_SOURCE PASSAGE_
Tuesday, February 2, 2016

If birds aren't reptiles, maybe people aren't animals?

Some biological taxa are clades: a clade is a taxon that contains a descendant of every included organism. For instance Mammalia is a clade, while Reptilia is not, since birds aren't reptiles but are descendants of reptiles. There are biologists that wish that we used a phylogenetic classification scheme, one where all taxa are clades. But that's not what is traditionally done. Let's consider the hypothesis that the traditional approach is right in the sense that it cuts nature at joints. Then a taxon can change from being a clade to being a non-clade. I assume that Reptilia changed in this way when birds evolved. And whether such a change has occurred is a substantive question.

In principle, then, it is possible for the kingdom Animalia, which I understand is normally taken to be a clade, to change into a non-clade. And it is a substantive question, then, whether such a change occurred when humans evolved. It could be the case that sapience marks such a departure that we are a new kingdom, and Animalia is no longer a clade. I think a close relative of this thought--albeit without evolutionary connections--is behind the ordinary person's (as opposed to a philosopher's) resistance to the idea that we are animals: personhood is such a transformative feature that it marks a completely new kind of organism.

But while the question is substantive, it's not tenable to say we aren't animals. If we are not animals, it seems we aren't mammals. (Maybe more can be said, though?) But if we aren't mammals, then various natural kind-based explanations fail: we can't say, for instance, that we have complex bones in the inner ear because we have mammals.

Note, too, that the question raised in this post is orthogonal to the question that animalists are concerned with. For all that we animalists need for our positive theory is that we are organisms--whether the particular kind of organism we are is an animal, a plant, a fungus or something else is not very important for the theory.

5 comments:

William said...

The problem of paraphyly in classifying by clade happens every time a subspecies separates from another without extinction of the original species. If dogs came from wolves, are dogs wolves? If we say no, then we are agreeing with those who say birds are not reptiles.

_Structured page parsing data_
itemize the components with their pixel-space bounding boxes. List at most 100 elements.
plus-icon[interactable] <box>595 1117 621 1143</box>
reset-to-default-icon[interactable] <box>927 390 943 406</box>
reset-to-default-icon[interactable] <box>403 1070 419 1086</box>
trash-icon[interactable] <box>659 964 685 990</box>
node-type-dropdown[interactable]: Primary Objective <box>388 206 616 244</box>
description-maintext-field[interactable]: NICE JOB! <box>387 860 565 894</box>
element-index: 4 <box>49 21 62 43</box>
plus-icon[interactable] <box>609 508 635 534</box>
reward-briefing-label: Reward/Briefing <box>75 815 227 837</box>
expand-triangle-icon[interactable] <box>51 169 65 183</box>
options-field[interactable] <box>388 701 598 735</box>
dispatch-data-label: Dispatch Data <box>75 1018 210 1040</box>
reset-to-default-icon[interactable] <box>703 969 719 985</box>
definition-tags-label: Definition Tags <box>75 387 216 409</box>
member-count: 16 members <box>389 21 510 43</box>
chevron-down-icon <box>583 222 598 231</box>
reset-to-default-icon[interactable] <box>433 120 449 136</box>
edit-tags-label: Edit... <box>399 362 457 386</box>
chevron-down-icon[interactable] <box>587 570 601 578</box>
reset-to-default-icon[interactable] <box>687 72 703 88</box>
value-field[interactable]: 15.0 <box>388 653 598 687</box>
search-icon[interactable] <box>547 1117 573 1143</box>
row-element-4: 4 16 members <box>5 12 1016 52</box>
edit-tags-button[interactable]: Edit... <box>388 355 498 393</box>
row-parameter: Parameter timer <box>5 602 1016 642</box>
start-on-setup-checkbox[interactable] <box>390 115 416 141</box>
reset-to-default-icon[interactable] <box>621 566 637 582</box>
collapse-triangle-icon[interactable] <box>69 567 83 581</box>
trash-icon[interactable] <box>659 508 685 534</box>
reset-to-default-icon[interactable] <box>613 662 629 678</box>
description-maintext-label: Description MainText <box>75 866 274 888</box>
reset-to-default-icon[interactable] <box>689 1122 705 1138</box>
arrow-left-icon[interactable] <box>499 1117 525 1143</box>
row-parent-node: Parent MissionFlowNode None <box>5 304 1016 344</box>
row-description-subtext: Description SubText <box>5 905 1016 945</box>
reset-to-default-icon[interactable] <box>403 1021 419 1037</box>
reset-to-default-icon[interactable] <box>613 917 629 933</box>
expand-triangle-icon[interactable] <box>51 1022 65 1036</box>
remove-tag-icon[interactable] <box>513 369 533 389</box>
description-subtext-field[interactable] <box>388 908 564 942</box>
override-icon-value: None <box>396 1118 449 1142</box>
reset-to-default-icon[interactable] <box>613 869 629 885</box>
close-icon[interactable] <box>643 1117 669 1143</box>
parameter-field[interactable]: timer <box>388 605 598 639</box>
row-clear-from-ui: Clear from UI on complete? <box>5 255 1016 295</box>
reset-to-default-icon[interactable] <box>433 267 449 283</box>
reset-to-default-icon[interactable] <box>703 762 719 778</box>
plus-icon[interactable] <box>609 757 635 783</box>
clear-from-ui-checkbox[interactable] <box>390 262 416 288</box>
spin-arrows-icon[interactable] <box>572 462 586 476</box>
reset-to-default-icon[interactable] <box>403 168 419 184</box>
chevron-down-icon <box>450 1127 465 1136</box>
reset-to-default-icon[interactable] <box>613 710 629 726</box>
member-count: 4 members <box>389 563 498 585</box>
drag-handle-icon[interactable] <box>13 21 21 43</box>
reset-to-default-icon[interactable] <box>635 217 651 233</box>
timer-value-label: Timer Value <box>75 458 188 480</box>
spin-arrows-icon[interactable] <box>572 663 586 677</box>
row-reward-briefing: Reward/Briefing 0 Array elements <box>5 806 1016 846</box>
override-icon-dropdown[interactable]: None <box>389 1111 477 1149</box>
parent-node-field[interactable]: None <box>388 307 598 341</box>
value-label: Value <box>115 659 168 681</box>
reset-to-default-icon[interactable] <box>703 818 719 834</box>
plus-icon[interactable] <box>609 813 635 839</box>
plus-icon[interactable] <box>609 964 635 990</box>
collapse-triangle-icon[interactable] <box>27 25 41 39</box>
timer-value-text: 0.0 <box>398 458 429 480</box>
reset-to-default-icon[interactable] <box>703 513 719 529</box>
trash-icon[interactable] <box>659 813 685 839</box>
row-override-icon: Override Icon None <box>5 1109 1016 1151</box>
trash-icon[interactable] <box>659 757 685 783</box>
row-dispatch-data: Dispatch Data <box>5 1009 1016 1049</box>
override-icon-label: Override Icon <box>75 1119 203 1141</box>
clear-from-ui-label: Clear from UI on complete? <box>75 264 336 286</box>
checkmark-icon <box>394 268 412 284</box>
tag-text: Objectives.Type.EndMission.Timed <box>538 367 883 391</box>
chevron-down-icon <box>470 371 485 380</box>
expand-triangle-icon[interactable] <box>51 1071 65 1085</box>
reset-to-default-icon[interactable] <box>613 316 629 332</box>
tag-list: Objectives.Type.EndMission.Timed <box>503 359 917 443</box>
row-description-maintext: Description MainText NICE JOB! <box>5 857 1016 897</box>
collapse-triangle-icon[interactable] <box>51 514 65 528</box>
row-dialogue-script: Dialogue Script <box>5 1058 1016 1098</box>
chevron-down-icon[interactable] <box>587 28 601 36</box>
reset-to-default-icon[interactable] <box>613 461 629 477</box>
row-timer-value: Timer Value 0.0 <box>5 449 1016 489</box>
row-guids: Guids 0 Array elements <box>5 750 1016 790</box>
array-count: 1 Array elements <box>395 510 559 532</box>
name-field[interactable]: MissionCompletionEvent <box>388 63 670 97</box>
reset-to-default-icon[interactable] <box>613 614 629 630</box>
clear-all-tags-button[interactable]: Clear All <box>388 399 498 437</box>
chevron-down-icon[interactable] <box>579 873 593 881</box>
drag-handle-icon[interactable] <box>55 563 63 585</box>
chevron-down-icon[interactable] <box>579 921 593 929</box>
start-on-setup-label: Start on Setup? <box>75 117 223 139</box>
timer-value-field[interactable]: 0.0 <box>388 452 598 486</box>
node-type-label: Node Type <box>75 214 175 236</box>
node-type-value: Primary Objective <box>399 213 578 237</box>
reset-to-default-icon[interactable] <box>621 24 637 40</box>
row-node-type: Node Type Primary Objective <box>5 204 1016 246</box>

_PROBLEM DESCRIPTION_
In the blog post on whether people are animals, what does the author say animalists need for their positive theory?

_THE ANSWER_
Animalists need only that we are organisms.